* start Selected excerpt *

The Securities and Exchange Commission announced that on January 14, 2013, the Honorable Alvin K. Hellerstein of the United States District Court for the Southern District of New York entered a final judgment by default against defendant Alexander Vorobiev ("Vorobiev") and his wife, relief defendant Tatiana Vorobieva ("Vorobieva") (collectively, the "Vorobievs"), for their role in a serial scheme involving insider trading ahead of numerous health care-related acquisitions, tender offers, and other transactions.

Also, the Commission announced that on October 3, 2012, Judge Hellerstein entered a final judgment against Igor Poteroba ("Poteroba"), formerly an investment banker with UBS Securities LLC ("UBS"), who also had been charged in this matter with insider trading for misappropriating highly confidential inside information from UBS about those health care transactions and tipping that information to his friend, Aleksey Koval ("Koval"), also a financial professional, who, in turn, tipped Vorobiev.

The Commission's complaint, filed on March 24, 2010, alleges that, from at least July 2005 through February 2009, Poteroba, Koval, and Vorobiev participated in an insider trading ring that netted over $1 million in illicit profits. According to the complaint, Poteroba was the source of material, nonpublic information about eleven impending corporate transactions, which he obtained through his work as an investment banker in UBS's Global Healthcare Group. Poteroba misappropriated the material, nonpublic information from his employer and its clients in breach of duties of confidentiality that he owed them. Pursuant to the insider trading scheme as described in the complaint, Poteroba tipped defendant Koval, with the material, nonpublic information, and Koval, in turn, tipped his friend Vorobiev and placed trades through an account maintained by Vorobiev. The Commission's complaint alleges that both Koval and Vorobiev traded securities on the basis of that information. Because Vorobiev conducted some of the trading using his wife’s accounts, Vorobieva was named as a relief defendant.

* end Selected excerpt *
* start Recorded information *

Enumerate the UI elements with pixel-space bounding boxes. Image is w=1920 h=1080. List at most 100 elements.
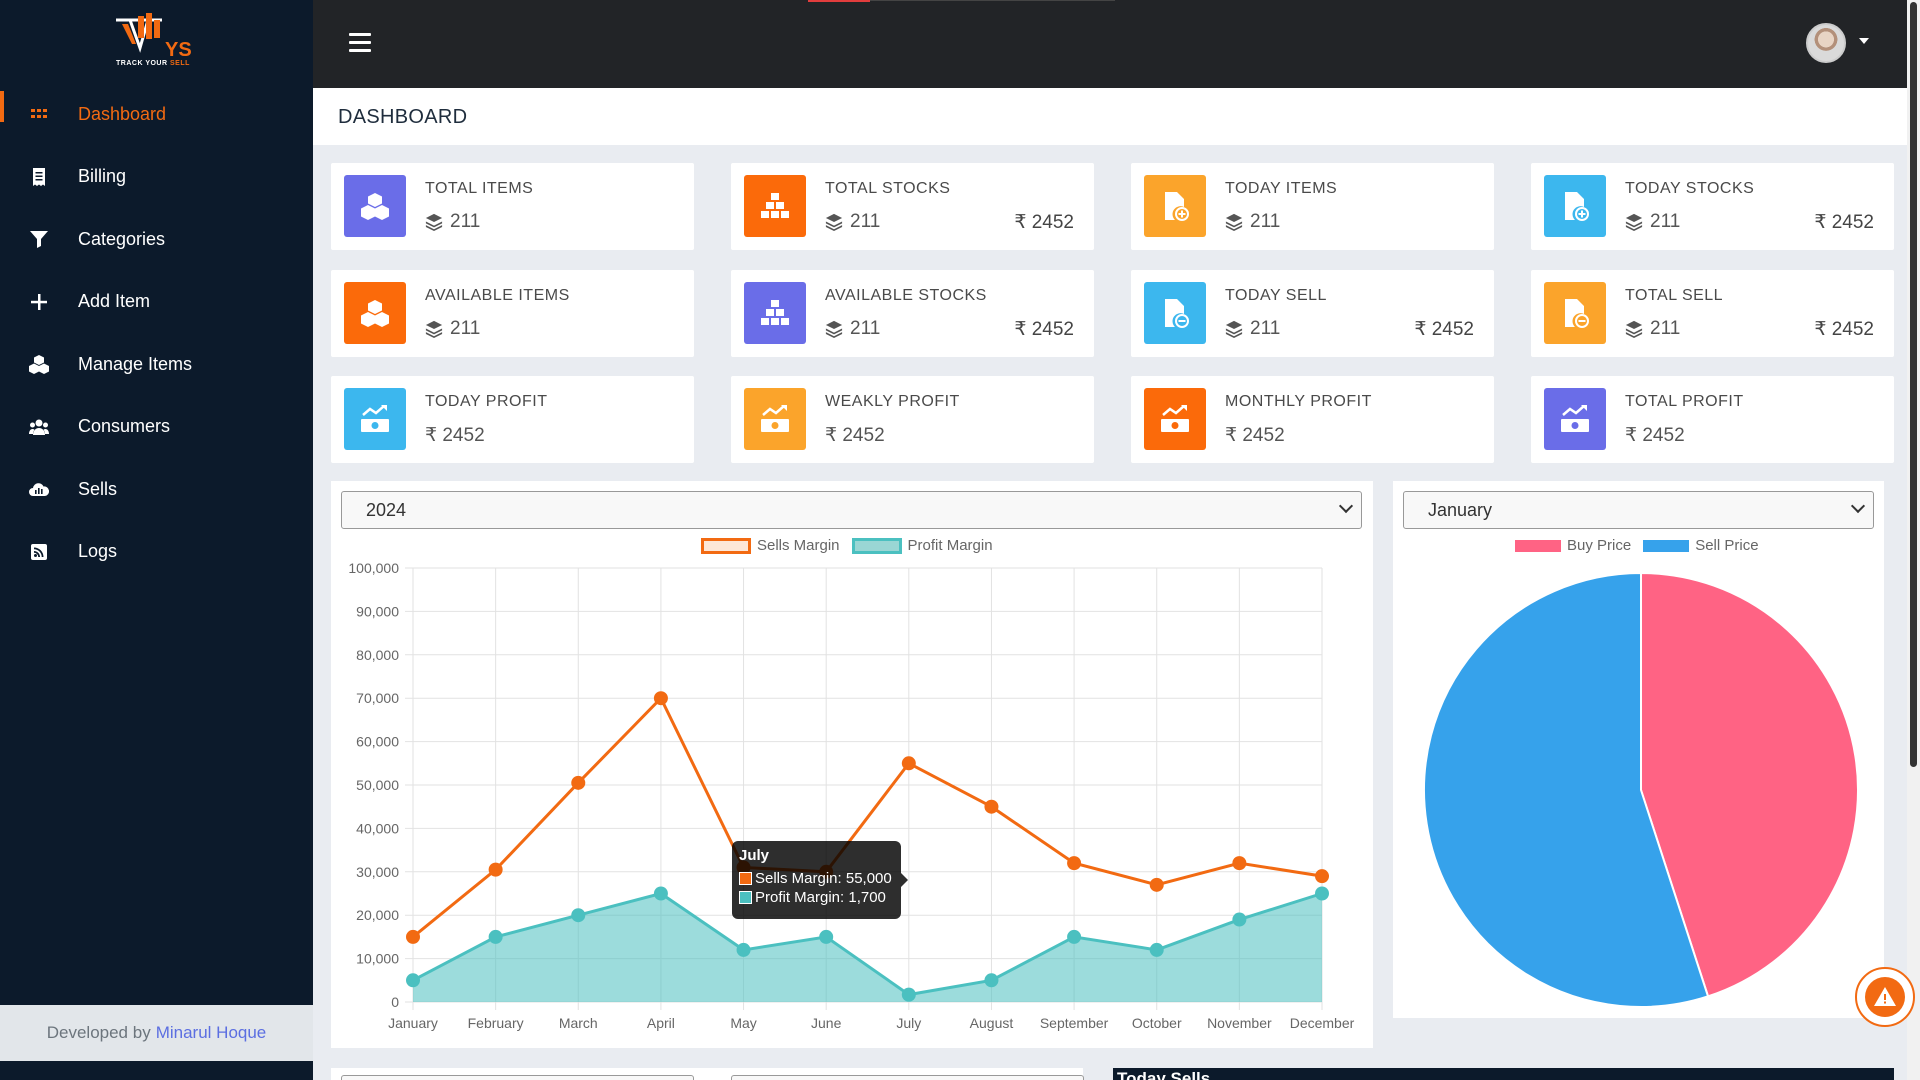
stat-card-title: TOTAL ITEMS: [425, 180, 534, 197]
boxes-stacked-icon: [761, 193, 789, 218]
stat-card-available-items[interactable]: AVAILABLE ITEMS 211: [331, 270, 694, 357]
profit-margin-line: [412, 891, 1323, 997]
stat-card-title: MONTHLY PROFIT: [1225, 393, 1372, 410]
money-chart-icon: [361, 405, 389, 432]
developer-link[interactable]: Minarul Hoque: [155, 1023, 267, 1042]
sidebar-item-add-item[interactable]: Add Item: [0, 271, 313, 334]
stat-card-icon-box: [1144, 388, 1206, 450]
stat-card-icon-box: [744, 175, 806, 237]
sidebar-item-billing[interactable]: Billing: [0, 146, 313, 209]
x-tick-label: September: [1040, 1015, 1109, 1031]
stat-card-count: 211: [425, 211, 480, 233]
x-tick-label: April: [647, 1015, 675, 1031]
file-plus-icon: [1165, 192, 1189, 221]
legend-item-sells-margin[interactable]: Sells Margin: [701, 537, 840, 554]
stat-card-title: AVAILABLE ITEMS: [425, 287, 570, 304]
stat-card-icon-box: [344, 282, 406, 344]
stat-card-total-sell[interactable]: TOTAL SELL 211 ₹ 2452: [1531, 270, 1894, 357]
stat-card-count-value: 211: [1250, 318, 1281, 339]
legend-swatch-buy-price: [1515, 539, 1561, 552]
y-tick-label: 30,000: [356, 864, 399, 880]
avatar[interactable]: [1806, 23, 1846, 63]
stat-card-today-sell[interactable]: TODAY SELL 211 ₹ 2452: [1131, 270, 1494, 357]
y-tick-label: 10,000: [356, 951, 399, 967]
topbar: [313, 0, 1907, 88]
stat-card-icon-box: [1544, 388, 1606, 450]
stat-card-amount: ₹ 2452: [1014, 212, 1074, 233]
year-select-value: 2024: [366, 500, 407, 520]
profit-margin-point: [1149, 942, 1164, 957]
stat-card-total-items[interactable]: TOTAL ITEMS 211: [331, 163, 694, 250]
stat-card-amount: ₹ 2452: [425, 425, 485, 446]
bottom-select-start[interactable]: [341, 1075, 694, 1080]
month-select[interactable]: January: [1403, 491, 1874, 529]
legend-swatch-sell-price: [1643, 539, 1690, 552]
profit-margin-point: [1315, 886, 1329, 901]
developer-prefix: Developed by: [46, 1023, 151, 1042]
stat-card-amount: ₹ 2452: [1814, 212, 1874, 233]
sells-margin-point: [1232, 856, 1247, 871]
sidebar-item-sells[interactable]: Sells: [0, 458, 313, 521]
alert-button[interactable]: [1855, 967, 1915, 1027]
sidebar-item-consumers[interactable]: Consumers: [0, 396, 313, 459]
x-tick-label: November: [1207, 1015, 1272, 1031]
stat-card-count-value: 211: [1650, 211, 1681, 232]
stat-card-icon-box: [1144, 282, 1206, 344]
app-logo[interactable]: YS TRACK YOUR SELL: [108, 8, 203, 70]
stat-card-monthly-profit[interactable]: MONTHLY PROFIT ₹ 2452: [1131, 376, 1494, 463]
stat-card-total-profit[interactable]: TOTAL PROFIT ₹ 2452: [1531, 376, 1894, 463]
year-select[interactable]: 2024: [341, 491, 1362, 529]
bottom-select-end[interactable]: [731, 1075, 1084, 1080]
sidebar-item-logs[interactable]: Logs: [0, 521, 313, 584]
stat-card-today-items[interactable]: TODAY ITEMS 211: [1131, 163, 1494, 250]
y-tick-label: 20,000: [356, 907, 399, 923]
stat-card-icon-box: [1144, 175, 1206, 237]
stat-card-icon-box: [1544, 175, 1606, 237]
y-tick-label: 70,000: [356, 690, 399, 706]
sidebar-item-categories[interactable]: Categories: [0, 208, 313, 271]
stat-card-icon-box: [1544, 282, 1606, 344]
y-tick-label: 60,000: [356, 734, 399, 750]
stat-card-icon-box: [344, 388, 406, 450]
stat-card-available-stocks[interactable]: AVAILABLE STOCKS 211 ₹ 2452: [731, 270, 1094, 357]
pie-slice-buy-price[interactable]: [1640, 571, 1859, 998]
scrollbar-thumb[interactable]: [1910, 2, 1917, 767]
today-sells-header: Today Sells: [1113, 1068, 1894, 1080]
stat-card-count: 211: [825, 318, 880, 340]
stat-card-amount: ₹ 2452: [1014, 319, 1074, 340]
profit-margin-point: [819, 929, 834, 944]
boxes-stacked-icon: [761, 300, 789, 325]
sidebar: YS TRACK YOUR SELL Dashboard Billing Cat…: [0, 0, 313, 1080]
tooltip-row-profit: Profit Margin: 1,700: [739, 889, 894, 906]
sidebar-item-manage-items[interactable]: Manage Items: [0, 333, 313, 396]
sidebar-item-label: Categories: [78, 228, 166, 249]
stat-card-total-stocks[interactable]: TOTAL STOCKS 211 ₹ 2452: [731, 163, 1094, 250]
sidebar-item-label: Sells: [78, 478, 118, 499]
sells-margin-point: [1315, 869, 1329, 884]
stat-card-today-stocks[interactable]: TODAY STOCKS 211 ₹ 2452: [1531, 163, 1894, 250]
x-tick-label: October: [1132, 1015, 1182, 1031]
legend-item-sell-price[interactable]: Sell Price: [1643, 537, 1759, 554]
rss-icon: [28, 541, 50, 563]
stat-card-count: 211: [1625, 211, 1680, 233]
month-select-value: January: [1428, 500, 1493, 520]
stat-card-title: TOTAL SELL: [1625, 287, 1724, 304]
stat-card-weakly-profit[interactable]: WEAKLY PROFIT ₹ 2452: [731, 376, 1094, 463]
x-tick-label: July: [896, 1015, 921, 1031]
sidebar-item-dashboard[interactable]: Dashboard: [0, 83, 313, 146]
legend-item-profit-margin[interactable]: Profit Margin: [851, 537, 993, 554]
money-chart-icon: [1561, 405, 1589, 432]
stat-card-title: TODAY PROFIT: [425, 393, 548, 410]
stat-card-icon-box: [344, 175, 406, 237]
cloud-chart-icon: [28, 478, 50, 500]
stat-card-today-profit[interactable]: TODAY PROFIT ₹ 2452: [331, 376, 694, 463]
menu-toggle-icon[interactable]: [349, 33, 371, 53]
page-scrollbar[interactable]: [1907, 0, 1920, 1080]
chevron-down-icon[interactable]: [1859, 38, 1869, 44]
tooltip-title: July: [739, 847, 770, 864]
pie-slice-sell-price[interactable]: [1423, 571, 1710, 1008]
profit-margin-point: [1232, 912, 1247, 927]
legend-item-buy-price[interactable]: Buy Price: [1515, 537, 1631, 554]
layers-icon: [825, 320, 843, 338]
warning-icon: [1874, 987, 1896, 1006]
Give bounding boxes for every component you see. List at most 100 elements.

* end Recorded information *

▶ _Set tasks_
A – According to the SEC announcement, in which group at UBS did Poteroba work as an investment banker?
B – Duplicate the part of the SEC announcement starting at "Also, the Commission" and ending at "turn, tipped Vorobiev.".
C – Using the SEC announcement, decide whether each statement agrees with it, answering yes or no and quoting the words that settle it: (i) The Commission's complaint was filed on March 24, 2010. (ii) The insider trading ring netted less than $1 million in illicit profits. (iii) Vorobieva was named as a relief defendant because Vorobiev did some of the trading through her accounts.

▶ _The results_
A – UBS's Global Healthcare Group

B –
Also, the Commission announced that on October 3, 2012, Judge Hellerstein entered a final judgment against Igor Poteroba ("Poteroba"), formerly an investment banker with UBS Securities LLC ("UBS"), who also had been charged in this matter with insider trading for misappropriating highly confidential inside information from UBS about those health care transactions and tipping that information to his friend, Aleksey Koval ("Koval"), also a financial professional, who, in turn, tipped Vorobiev.

C –
(i) Yes: "The Commission's complaint, filed on March 24, 2010"
(ii) No: "an insider trading ring that netted over $1 million in illicit profits"
(iii) Yes: "Because Vorobiev conducted some of the trading using his wife’s accounts, Vorobieva was named as a relief defendant."